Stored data
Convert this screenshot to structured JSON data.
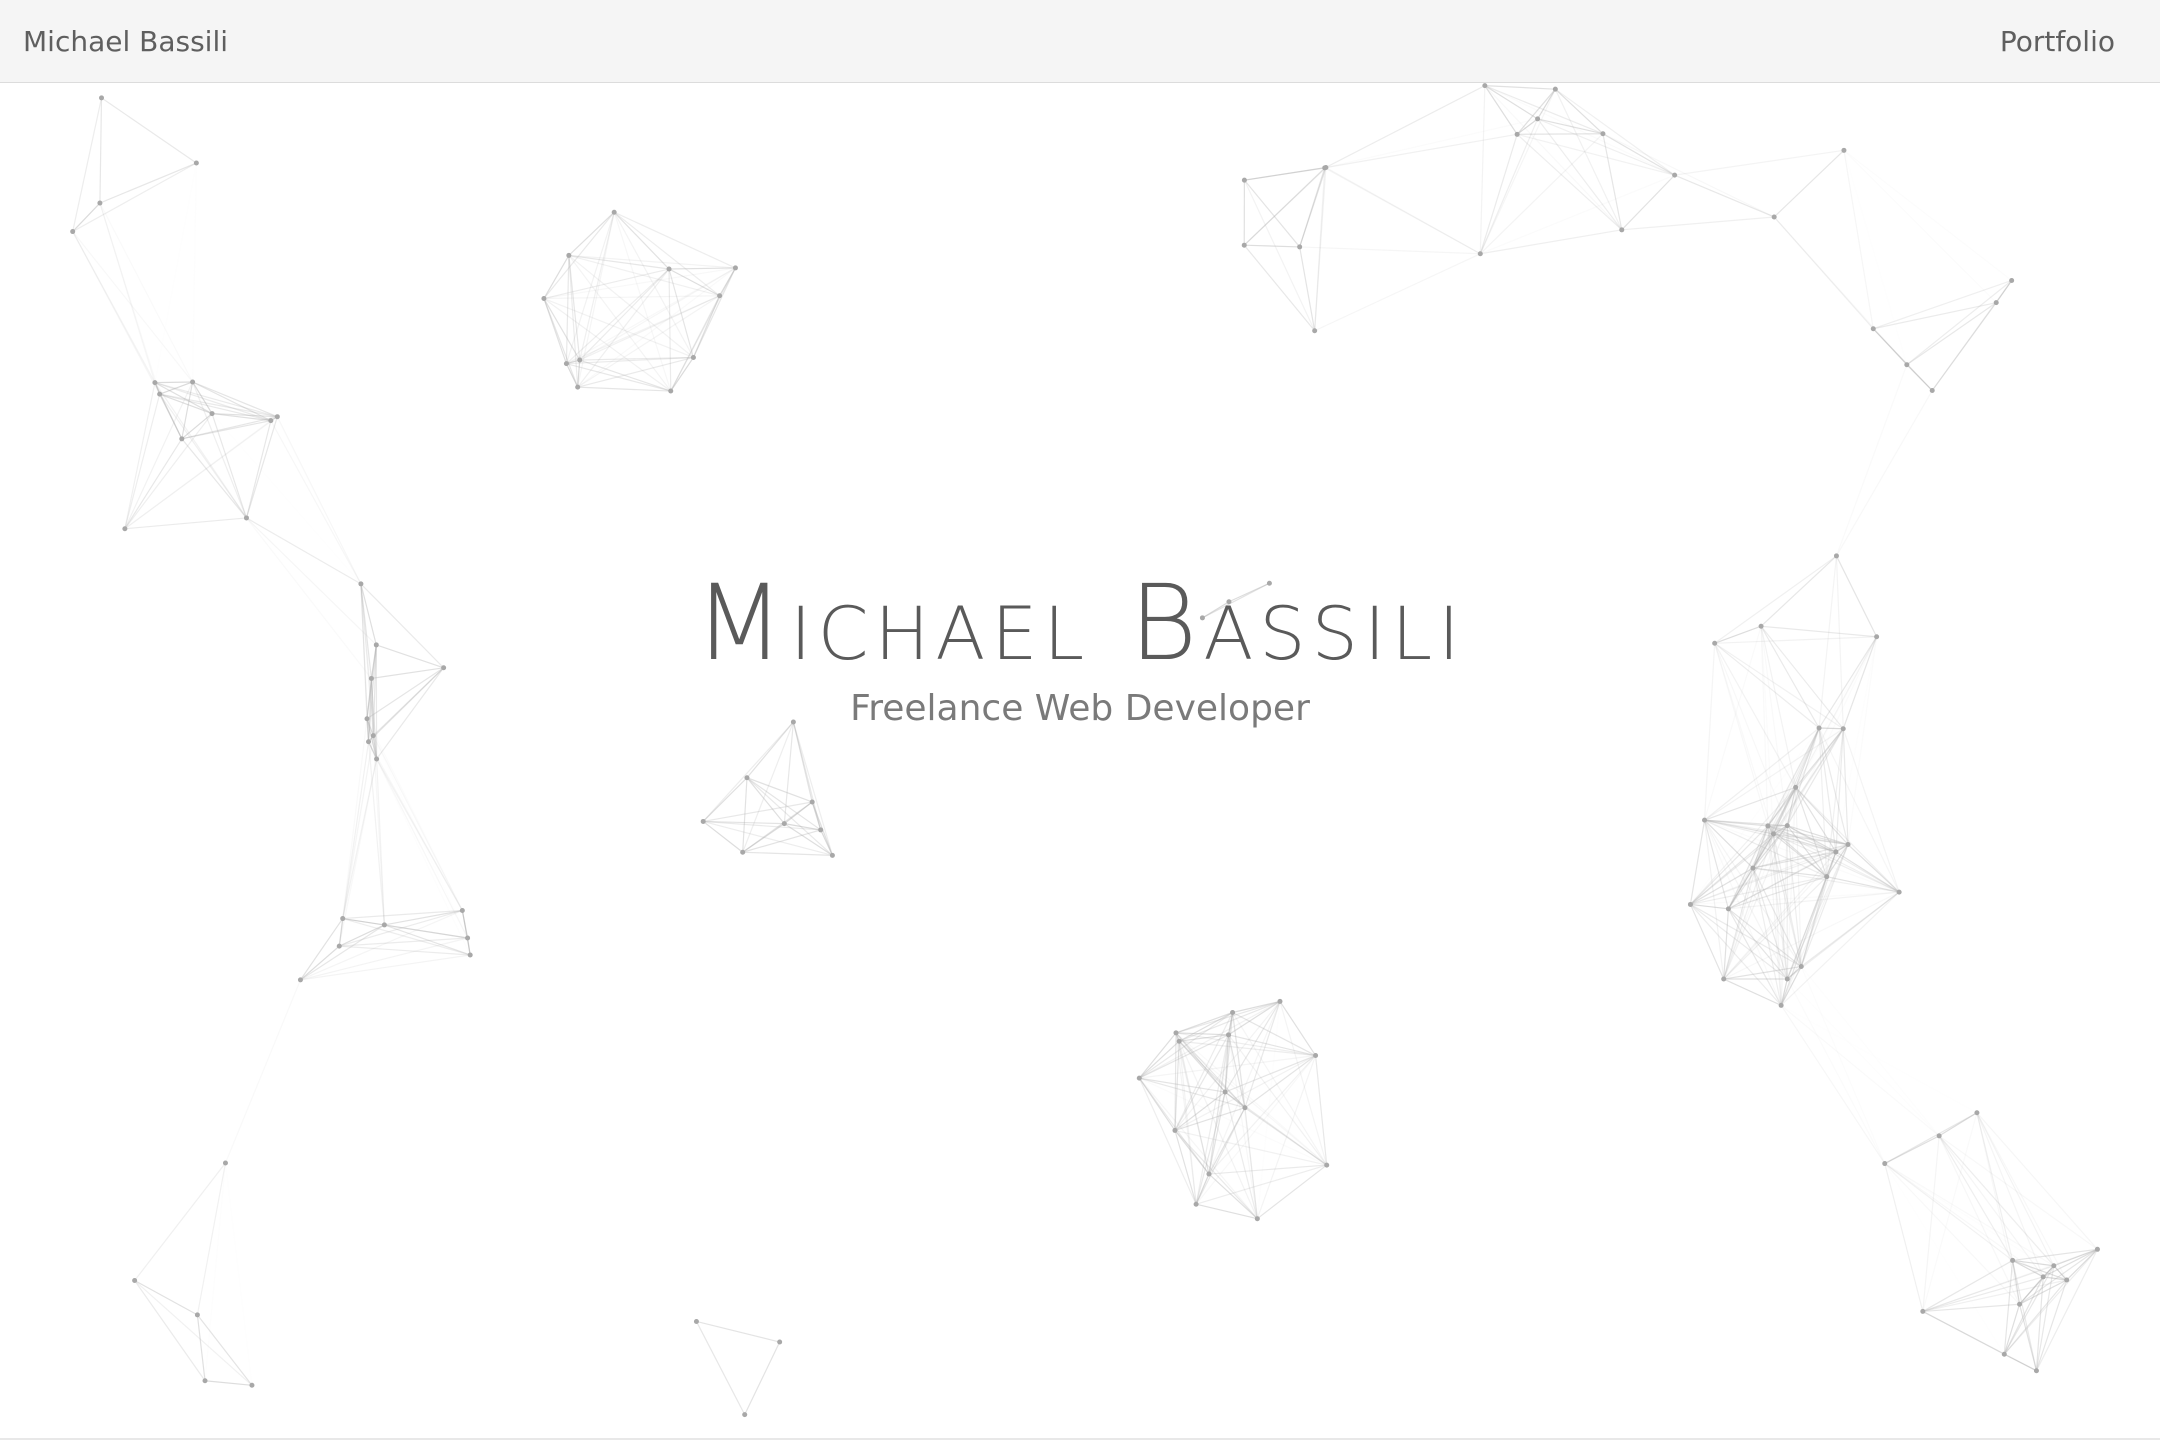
{
  "navbar": {
    "brand": "Michael Bassili",
    "links": [
      {
        "label": "Portfolio"
      }
    ]
  },
  "hero": {
    "title": "Michael Bassili",
    "subtitle": "Freelance Web Developer"
  },
  "colors": {
    "navbar_bg": "#f5f5f5",
    "text": "#5f5f5f",
    "network_lines": "#b0b0b0"
  }
}
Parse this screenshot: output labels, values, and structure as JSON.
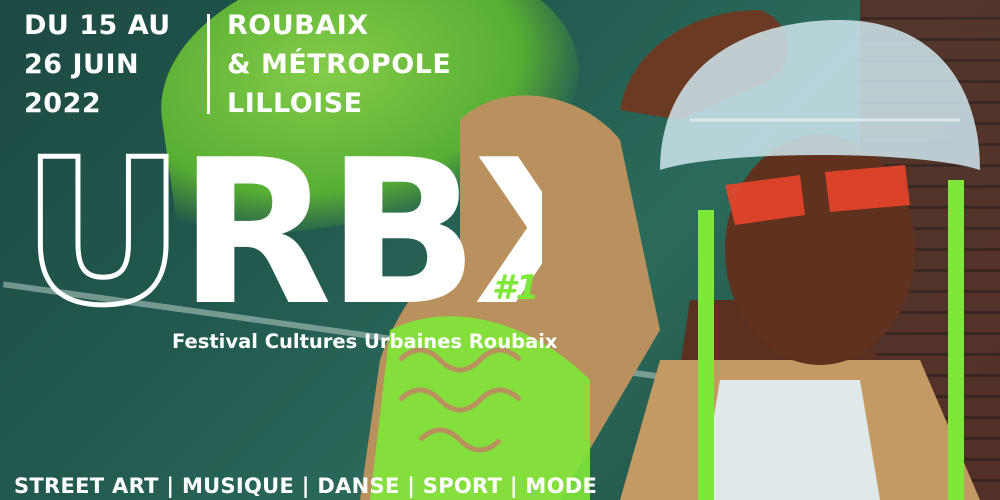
{
  "event": {
    "dates_lines": [
      "DU 15 AU",
      "26 JUIN",
      "2022"
    ],
    "place_lines": [
      "ROUBAIX",
      "& MÉTROPOLE",
      "LILLOISE"
    ],
    "logo_text": "URBX",
    "edition": "#1",
    "subtitle": "Festival Cultures Urbaines Roubaix",
    "disciplines": "STREET ART | MUSIQUE | DANSE | SPORT | MODE"
  },
  "colors": {
    "accent_green": "#7ee83a",
    "background": "#22594f",
    "text": "#ffffff"
  }
}
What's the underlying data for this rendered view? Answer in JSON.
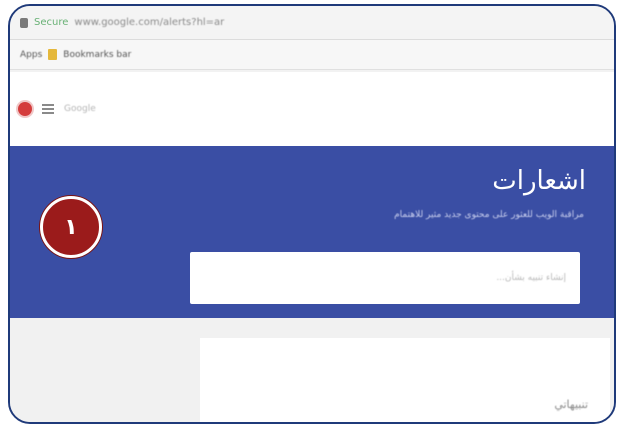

### [What the task asks]
Above are records to transcribe exactly; leave their pictures out.

### [Expected answer]
Convert this screenshot to structured JSON data.
{
  "navbar": {
    "brand": "Michael Bassili",
    "links": [
      {
        "label": "Portfolio"
      }
    ]
  },
  "hero": {
    "title": "Michael Bassili",
    "subtitle": "Freelance Web Developer"
  },
  "colors": {
    "navbar_bg": "#f5f5f5",
    "text": "#5f5f5f",
    "network_lines": "#b0b0b0"
  }
}
Parse this screenshot: output labels, values, and structure as JSON.
{
  "event": {
    "dates_lines": [
      "DU 15 AU",
      "26 JUIN",
      "2022"
    ],
    "place_lines": [
      "ROUBAIX",
      "& MÉTROPOLE",
      "LILLOISE"
    ],
    "logo_text": "URBX",
    "edition": "#1",
    "subtitle": "Festival Cultures Urbaines Roubaix",
    "disciplines": "STREET ART | MUSIQUE | DANSE | SPORT | MODE"
  },
  "colors": {
    "accent_green": "#7ee83a",
    "background": "#22594f",
    "text": "#ffffff"
  }
}
What's the underlying data for this rendered view? Answer in JSON.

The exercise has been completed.